■ Records supplied:
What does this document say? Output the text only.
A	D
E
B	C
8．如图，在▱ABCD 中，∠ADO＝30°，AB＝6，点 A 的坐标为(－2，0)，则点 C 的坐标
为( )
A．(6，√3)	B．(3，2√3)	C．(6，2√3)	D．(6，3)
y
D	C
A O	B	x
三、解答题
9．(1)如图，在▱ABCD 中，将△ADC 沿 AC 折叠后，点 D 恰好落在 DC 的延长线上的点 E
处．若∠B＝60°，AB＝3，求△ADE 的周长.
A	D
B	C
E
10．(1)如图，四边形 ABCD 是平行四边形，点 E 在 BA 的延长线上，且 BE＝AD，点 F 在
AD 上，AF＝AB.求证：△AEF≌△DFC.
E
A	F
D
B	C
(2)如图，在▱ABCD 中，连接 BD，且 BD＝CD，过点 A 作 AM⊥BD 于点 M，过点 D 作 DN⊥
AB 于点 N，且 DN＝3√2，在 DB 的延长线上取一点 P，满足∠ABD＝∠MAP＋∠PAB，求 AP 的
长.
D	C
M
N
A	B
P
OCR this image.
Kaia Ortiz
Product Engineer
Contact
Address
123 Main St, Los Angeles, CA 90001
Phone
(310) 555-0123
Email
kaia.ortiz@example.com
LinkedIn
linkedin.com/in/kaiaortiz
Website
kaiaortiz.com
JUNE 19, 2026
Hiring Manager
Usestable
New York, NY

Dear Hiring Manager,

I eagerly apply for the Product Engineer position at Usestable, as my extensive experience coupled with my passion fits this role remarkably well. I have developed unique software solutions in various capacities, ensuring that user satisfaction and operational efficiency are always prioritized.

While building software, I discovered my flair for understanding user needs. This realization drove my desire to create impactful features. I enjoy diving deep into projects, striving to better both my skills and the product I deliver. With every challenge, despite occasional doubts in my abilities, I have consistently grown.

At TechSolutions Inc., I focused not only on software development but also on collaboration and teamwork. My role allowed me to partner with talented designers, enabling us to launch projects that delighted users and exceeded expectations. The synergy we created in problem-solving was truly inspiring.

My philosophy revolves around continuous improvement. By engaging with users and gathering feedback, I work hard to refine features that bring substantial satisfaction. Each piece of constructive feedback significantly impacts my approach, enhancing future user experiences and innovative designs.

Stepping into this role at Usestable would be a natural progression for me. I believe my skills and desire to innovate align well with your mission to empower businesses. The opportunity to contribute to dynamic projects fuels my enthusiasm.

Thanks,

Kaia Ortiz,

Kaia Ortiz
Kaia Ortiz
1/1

■ Instructions to follow: From the listing above, pick out every line containing "projects".

■ Response below:
While building software, I discovered my flair for understanding user needs. This realization drove my desire to create impactful features. I enjoy diving deep into projects, striving to better both my skills and the product I deliver. With every challenge, despite occasional doubts in my abilities, I have consistently grown.
At TechSolutions Inc., I focused not only on software development but also on collaboration and teamwork. My role allowed me to partner with talented designers, enabling us to launch projects that delighted users and exceeded expectations. The synergy we created in problem-solving was truly inspiring.
Stepping into this role at Usestable would be a natural progression for me. I believe my skills and desire to innovate align well with your mission to empower businesses. The opportunity to contribute to dynamic projects fuels my enthusiasm.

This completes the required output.